» GIVEN INSTRUCTION: Where does the string "tikzcards" appear? Copy every line of the entries below that holds it.

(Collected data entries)

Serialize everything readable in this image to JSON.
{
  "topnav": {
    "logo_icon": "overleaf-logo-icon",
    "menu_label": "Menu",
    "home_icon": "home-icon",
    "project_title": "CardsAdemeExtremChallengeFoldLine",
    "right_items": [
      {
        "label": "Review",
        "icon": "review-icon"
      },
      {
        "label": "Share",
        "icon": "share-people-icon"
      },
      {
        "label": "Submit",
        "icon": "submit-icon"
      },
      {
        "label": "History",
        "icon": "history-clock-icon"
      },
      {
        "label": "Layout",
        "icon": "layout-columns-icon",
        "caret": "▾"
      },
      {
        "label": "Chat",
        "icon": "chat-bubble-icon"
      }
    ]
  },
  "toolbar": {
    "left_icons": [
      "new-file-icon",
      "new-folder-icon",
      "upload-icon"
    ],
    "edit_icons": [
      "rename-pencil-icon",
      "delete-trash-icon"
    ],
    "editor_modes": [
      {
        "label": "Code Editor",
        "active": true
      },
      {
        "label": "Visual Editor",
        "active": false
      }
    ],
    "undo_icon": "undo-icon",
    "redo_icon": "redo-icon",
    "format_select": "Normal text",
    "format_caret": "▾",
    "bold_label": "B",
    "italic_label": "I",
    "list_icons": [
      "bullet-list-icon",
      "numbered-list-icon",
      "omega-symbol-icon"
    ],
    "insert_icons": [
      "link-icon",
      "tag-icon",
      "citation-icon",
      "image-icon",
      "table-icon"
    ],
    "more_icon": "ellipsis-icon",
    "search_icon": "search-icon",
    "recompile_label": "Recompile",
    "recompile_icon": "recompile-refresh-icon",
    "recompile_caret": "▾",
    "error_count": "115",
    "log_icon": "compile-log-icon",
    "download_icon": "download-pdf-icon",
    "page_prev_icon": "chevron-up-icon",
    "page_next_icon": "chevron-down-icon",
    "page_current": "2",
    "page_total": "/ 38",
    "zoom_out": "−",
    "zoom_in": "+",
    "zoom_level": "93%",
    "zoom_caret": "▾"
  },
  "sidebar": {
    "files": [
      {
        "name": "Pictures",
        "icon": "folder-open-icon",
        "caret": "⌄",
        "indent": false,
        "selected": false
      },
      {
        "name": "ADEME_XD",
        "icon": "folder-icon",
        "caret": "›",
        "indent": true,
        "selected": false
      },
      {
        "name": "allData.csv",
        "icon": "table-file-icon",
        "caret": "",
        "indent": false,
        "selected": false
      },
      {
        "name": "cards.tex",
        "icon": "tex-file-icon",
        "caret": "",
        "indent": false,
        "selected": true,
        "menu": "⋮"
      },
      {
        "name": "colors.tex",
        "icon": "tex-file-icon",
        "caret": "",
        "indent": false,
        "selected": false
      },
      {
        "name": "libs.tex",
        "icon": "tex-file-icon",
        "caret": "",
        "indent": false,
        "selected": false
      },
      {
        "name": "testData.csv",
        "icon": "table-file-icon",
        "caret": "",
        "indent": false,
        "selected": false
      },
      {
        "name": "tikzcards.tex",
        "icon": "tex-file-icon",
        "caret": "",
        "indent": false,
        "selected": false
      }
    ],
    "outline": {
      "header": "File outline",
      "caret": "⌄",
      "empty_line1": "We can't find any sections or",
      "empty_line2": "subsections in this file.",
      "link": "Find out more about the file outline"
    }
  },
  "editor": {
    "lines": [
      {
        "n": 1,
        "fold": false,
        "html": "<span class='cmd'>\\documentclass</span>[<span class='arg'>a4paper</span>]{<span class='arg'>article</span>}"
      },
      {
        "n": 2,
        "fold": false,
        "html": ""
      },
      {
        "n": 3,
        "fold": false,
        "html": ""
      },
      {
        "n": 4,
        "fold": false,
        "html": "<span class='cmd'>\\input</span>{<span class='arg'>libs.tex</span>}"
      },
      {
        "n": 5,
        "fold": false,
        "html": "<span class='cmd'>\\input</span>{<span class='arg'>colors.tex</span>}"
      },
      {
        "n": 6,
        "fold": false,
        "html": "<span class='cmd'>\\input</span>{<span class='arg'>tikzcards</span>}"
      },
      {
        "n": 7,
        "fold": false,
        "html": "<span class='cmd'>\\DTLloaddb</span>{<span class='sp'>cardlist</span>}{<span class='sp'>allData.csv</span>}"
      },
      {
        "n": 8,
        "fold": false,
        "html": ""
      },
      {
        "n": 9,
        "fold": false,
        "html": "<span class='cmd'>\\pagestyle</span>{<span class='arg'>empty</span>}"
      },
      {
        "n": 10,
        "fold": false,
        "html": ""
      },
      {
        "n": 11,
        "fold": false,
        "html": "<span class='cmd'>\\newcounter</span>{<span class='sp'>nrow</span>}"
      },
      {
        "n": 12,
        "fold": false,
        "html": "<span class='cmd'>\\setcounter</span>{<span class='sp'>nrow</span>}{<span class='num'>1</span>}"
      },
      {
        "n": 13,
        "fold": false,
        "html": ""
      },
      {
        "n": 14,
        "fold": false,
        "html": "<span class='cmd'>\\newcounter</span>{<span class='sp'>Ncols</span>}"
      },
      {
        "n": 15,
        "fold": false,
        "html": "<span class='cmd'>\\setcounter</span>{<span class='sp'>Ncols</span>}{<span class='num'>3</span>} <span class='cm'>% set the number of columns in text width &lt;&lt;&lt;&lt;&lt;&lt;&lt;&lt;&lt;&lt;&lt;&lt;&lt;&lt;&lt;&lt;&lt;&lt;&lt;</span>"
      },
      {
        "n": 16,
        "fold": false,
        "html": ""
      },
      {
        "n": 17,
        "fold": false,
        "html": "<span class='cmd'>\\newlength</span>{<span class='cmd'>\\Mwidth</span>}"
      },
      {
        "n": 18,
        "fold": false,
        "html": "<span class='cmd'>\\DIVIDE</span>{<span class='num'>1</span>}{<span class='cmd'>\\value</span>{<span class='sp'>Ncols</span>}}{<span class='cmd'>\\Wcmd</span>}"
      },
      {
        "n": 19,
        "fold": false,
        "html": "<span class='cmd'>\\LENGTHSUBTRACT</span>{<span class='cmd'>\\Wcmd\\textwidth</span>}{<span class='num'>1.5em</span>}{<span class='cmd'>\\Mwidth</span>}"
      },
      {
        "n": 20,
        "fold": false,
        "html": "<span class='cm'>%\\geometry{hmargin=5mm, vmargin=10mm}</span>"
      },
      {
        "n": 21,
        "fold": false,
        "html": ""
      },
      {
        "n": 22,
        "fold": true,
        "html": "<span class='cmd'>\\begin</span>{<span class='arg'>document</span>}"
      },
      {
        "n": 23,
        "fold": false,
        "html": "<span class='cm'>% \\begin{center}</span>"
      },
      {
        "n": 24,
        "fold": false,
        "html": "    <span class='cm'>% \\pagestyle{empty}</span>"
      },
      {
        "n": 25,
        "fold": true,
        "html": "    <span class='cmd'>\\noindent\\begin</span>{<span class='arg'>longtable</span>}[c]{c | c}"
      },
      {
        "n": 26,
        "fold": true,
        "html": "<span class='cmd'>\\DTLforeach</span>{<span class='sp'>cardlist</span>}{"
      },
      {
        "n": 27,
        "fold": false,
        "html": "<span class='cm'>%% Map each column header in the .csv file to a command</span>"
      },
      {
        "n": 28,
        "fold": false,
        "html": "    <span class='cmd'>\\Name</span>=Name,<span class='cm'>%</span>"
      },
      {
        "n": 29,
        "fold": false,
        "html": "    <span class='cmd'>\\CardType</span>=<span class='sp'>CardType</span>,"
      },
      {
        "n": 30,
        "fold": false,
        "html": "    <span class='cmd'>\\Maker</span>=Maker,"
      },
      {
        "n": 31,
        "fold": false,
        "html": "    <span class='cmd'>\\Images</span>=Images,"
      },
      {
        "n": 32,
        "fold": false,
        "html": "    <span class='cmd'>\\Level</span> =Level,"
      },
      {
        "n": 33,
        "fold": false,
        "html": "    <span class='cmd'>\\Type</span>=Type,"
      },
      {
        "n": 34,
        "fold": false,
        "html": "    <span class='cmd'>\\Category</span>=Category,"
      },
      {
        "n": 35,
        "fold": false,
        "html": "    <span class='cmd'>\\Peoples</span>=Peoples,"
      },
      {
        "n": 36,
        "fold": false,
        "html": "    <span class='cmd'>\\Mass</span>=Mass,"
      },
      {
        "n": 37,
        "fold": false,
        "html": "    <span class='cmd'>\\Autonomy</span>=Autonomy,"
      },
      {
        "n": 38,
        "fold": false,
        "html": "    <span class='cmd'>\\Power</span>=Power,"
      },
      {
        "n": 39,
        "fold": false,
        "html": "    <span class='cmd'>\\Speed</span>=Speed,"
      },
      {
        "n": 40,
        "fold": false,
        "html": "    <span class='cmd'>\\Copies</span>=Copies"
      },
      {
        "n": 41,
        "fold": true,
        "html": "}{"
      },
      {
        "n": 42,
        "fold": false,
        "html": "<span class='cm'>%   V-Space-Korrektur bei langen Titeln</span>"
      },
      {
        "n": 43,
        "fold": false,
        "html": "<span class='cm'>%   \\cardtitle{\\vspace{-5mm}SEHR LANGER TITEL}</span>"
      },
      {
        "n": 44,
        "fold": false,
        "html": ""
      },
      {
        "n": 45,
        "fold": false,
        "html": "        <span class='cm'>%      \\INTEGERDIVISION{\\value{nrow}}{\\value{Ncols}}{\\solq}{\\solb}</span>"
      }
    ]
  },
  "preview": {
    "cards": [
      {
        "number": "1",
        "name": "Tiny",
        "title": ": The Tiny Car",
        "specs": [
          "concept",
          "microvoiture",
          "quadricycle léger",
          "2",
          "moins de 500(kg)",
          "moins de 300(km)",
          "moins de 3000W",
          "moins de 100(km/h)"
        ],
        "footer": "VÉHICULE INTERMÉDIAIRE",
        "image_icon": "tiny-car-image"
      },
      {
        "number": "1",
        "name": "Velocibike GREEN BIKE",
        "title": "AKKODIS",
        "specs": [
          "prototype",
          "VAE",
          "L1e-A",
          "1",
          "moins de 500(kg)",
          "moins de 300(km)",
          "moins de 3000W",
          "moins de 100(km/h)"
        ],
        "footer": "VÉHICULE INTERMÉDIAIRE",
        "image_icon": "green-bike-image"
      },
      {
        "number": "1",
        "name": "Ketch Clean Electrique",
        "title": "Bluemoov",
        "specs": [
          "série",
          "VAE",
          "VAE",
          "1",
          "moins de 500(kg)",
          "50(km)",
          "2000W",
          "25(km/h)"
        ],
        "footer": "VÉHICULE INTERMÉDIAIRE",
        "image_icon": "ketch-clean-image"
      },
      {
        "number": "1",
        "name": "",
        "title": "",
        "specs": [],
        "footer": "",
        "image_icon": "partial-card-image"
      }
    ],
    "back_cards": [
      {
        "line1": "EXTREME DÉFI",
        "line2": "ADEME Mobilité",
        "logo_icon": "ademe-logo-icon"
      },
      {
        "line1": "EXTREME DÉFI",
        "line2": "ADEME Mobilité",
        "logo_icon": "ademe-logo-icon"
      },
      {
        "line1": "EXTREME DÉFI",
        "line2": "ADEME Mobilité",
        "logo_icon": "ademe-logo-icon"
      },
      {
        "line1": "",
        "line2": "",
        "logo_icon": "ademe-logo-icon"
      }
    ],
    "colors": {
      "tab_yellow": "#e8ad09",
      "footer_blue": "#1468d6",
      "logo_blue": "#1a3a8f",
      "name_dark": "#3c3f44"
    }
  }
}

» RESPONSE TO THIS TASK:
        "name": "tikzcards.tex",
        "html": "<span class='cmd'>\\input</span>{<span class='arg'>tikzcards</span>}"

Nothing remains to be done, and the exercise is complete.